[Records supplied]
----

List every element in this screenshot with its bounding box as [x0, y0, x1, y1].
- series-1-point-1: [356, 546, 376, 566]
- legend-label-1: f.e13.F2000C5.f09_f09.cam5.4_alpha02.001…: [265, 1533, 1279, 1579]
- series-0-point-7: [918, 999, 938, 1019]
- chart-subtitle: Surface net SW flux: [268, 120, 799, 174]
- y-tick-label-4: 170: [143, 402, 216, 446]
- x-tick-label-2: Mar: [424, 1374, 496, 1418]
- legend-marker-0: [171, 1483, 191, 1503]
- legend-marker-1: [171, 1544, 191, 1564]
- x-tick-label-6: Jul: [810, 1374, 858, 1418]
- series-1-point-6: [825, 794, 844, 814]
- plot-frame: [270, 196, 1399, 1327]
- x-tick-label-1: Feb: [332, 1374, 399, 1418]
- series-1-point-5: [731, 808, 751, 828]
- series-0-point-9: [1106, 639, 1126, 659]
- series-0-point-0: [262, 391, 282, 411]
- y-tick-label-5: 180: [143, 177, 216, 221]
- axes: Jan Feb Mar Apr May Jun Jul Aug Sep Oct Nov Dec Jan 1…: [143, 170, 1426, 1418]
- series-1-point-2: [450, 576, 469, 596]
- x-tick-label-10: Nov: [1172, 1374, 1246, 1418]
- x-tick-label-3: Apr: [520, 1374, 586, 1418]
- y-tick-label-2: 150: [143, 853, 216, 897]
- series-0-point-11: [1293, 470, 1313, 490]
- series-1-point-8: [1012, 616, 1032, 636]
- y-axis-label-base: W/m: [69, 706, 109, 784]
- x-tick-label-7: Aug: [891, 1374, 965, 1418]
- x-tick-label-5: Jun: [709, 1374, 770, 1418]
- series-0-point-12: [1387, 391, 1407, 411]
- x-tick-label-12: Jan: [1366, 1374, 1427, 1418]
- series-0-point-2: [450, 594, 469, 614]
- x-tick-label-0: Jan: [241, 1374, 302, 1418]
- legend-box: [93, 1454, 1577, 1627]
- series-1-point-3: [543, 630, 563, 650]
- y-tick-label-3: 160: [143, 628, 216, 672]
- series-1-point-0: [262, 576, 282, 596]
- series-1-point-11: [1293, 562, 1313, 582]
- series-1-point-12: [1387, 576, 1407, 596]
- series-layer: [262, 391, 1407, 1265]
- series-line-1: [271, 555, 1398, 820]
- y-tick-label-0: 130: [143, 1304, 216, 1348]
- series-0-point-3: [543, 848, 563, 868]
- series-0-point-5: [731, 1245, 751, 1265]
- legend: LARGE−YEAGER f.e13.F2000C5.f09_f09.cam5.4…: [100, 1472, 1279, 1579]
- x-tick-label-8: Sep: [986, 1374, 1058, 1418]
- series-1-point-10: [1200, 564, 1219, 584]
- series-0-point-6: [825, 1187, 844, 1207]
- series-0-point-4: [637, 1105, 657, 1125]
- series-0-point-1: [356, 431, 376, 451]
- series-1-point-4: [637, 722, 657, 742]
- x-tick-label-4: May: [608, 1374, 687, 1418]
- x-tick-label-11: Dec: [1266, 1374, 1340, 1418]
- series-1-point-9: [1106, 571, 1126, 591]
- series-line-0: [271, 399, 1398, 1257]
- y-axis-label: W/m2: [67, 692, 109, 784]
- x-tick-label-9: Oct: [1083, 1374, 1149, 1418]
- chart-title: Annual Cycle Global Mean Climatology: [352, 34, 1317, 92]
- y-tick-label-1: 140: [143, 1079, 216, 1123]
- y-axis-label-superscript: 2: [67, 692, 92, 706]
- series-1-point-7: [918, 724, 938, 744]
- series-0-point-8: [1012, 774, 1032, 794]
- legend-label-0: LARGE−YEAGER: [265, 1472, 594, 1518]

----

Reproduce every entry above verbatim, line for line, adding and omitting nothing.

List every element in this screenshot with its bounding box as [x0, y0, x1, y1].
- series-1-point-1: [356, 546, 376, 566]
- legend-label-1: f.e13.F2000C5.f09_f09.cam5.4_alpha02.001…: [265, 1533, 1279, 1579]
- series-0-point-7: [918, 999, 938, 1019]
- chart-subtitle: Surface net SW flux: [268, 120, 799, 174]
- y-tick-label-4: 170: [143, 402, 216, 446]
- x-tick-label-2: Mar: [424, 1374, 496, 1418]
- legend-marker-0: [171, 1483, 191, 1503]
- legend-marker-1: [171, 1544, 191, 1564]
- x-tick-label-6: Jul: [810, 1374, 858, 1418]
- series-1-point-6: [825, 794, 844, 814]
- plot-frame: [270, 196, 1399, 1327]
- x-tick-label-1: Feb: [332, 1374, 399, 1418]
- series-1-point-5: [731, 808, 751, 828]
- series-0-point-9: [1106, 639, 1126, 659]
- series-0-point-0: [262, 391, 282, 411]
- y-tick-label-5: 180: [143, 177, 216, 221]
- axes: Jan Feb Mar Apr May Jun Jul Aug Sep Oct Nov Dec Jan 1…: [143, 170, 1426, 1418]
- series-1-point-2: [450, 576, 469, 596]
- x-tick-label-10: Nov: [1172, 1374, 1246, 1418]
- x-tick-label-3: Apr: [520, 1374, 586, 1418]
- y-tick-label-2: 150: [143, 853, 216, 897]
- series-0-point-11: [1293, 470, 1313, 490]
- series-1-point-8: [1012, 616, 1032, 636]
- y-axis-label-base: W/m: [69, 706, 109, 784]
- x-tick-label-7: Aug: [891, 1374, 965, 1418]
- x-tick-label-5: Jun: [709, 1374, 770, 1418]
- series-0-point-12: [1387, 391, 1407, 411]
- x-tick-label-12: Jan: [1366, 1374, 1427, 1418]
- series-0-point-2: [450, 594, 469, 614]
- x-tick-label-0: Jan: [241, 1374, 302, 1418]
- legend-box: [93, 1454, 1577, 1627]
- series-1-point-3: [543, 630, 563, 650]
- y-tick-label-3: 160: [143, 628, 216, 672]
- series-1-point-0: [262, 576, 282, 596]
- series-1-point-11: [1293, 562, 1313, 582]
- series-1-point-12: [1387, 576, 1407, 596]
- series-layer: [262, 391, 1407, 1265]
- series-line-1: [271, 555, 1398, 820]
- y-tick-label-0: 130: [143, 1304, 216, 1348]
- series-0-point-3: [543, 848, 563, 868]
- series-0-point-5: [731, 1245, 751, 1265]
- legend: LARGE−YEAGER f.e13.F2000C5.f09_f09.cam5.4…: [100, 1472, 1279, 1579]
- x-tick-label-8: Sep: [986, 1374, 1058, 1418]
- series-1-point-10: [1200, 564, 1219, 584]
- series-0-point-6: [825, 1187, 844, 1207]
- series-0-point-4: [637, 1105, 657, 1125]
- series-0-point-1: [356, 431, 376, 451]
- series-1-point-4: [637, 722, 657, 742]
- x-tick-label-4: May: [608, 1374, 687, 1418]
- x-tick-label-11: Dec: [1266, 1374, 1340, 1418]
- series-1-point-9: [1106, 571, 1126, 591]
- series-line-0: [271, 399, 1398, 1257]
- y-axis-label: W/m2: [67, 692, 109, 784]
- x-tick-label-9: Oct: [1083, 1374, 1149, 1418]
- chart-title: Annual Cycle Global Mean Climatology: [352, 34, 1317, 92]
- y-tick-label-1: 140: [143, 1079, 216, 1123]
- y-axis-label-superscript: 2: [67, 692, 92, 706]
- series-1-point-7: [918, 724, 938, 744]
- series-0-point-8: [1012, 774, 1032, 794]
- legend-label-0: LARGE−YEAGER: [265, 1472, 594, 1518]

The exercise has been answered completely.